### Problem statement:
Print each line of the listing once more, precisely as given.

### Data extract:
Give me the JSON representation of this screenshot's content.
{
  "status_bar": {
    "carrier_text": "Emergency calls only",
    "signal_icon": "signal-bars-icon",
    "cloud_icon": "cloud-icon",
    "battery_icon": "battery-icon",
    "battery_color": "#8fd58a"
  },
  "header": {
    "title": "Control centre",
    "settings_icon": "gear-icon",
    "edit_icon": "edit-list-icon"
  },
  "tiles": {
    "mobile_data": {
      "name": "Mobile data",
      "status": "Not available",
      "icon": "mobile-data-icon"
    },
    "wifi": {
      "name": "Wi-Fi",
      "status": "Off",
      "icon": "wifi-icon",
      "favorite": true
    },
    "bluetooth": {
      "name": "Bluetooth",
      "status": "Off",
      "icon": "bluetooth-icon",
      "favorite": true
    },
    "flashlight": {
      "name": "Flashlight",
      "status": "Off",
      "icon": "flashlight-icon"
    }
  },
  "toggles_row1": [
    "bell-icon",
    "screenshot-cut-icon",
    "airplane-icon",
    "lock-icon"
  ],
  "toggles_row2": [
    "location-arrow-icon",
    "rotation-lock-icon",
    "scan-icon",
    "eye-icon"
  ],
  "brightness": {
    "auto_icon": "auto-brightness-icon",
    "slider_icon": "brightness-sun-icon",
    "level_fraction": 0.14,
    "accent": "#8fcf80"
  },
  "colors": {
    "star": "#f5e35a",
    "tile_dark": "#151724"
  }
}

### Solution:
Give me the JSON representation of this screenshot's content.
{
  "status_bar": {
    "carrier_text": "Emergency calls only",
    "signal_icon": "signal-bars-icon",
    "cloud_icon": "cloud-icon",
    "battery_icon": "battery-icon",
    "battery_color": "#8fd58a"
  },
  "header": {
    "title": "Control centre",
    "settings_icon": "gear-icon",
    "edit_icon": "edit-list-icon"
  },
  "tiles": {
    "mobile_data": {
      "name": "Mobile data",
      "status": "Not available",
      "icon": "mobile-data-icon"
    },
    "wifi": {
      "name": "Wi-Fi",
      "status": "Off",
      "icon": "wifi-icon",
      "favorite": true
    },
    "bluetooth": {
      "name": "Bluetooth",
      "status": "Off",
      "icon": "bluetooth-icon",
      "favorite": true
    },
    "flashlight": {
      "name": "Flashlight",
      "status": "Off",
      "icon": "flashlight-icon"
    }
  },
  "toggles_row1": [
    "bell-icon",
    "screenshot-cut-icon",
    "airplane-icon",
    "lock-icon"
  ],
  "toggles_row2": [
    "location-arrow-icon",
    "rotation-lock-icon",
    "scan-icon",
    "eye-icon"
  ],
  "brightness": {
    "auto_icon": "auto-brightness-icon",
    "slider_icon": "brightness-sun-icon",
    "level_fraction": 0.14,
    "accent": "#8fcf80"
  },
  "colors": {
    "star": "#f5e35a",
    "tile_dark": "#151724"
  }
}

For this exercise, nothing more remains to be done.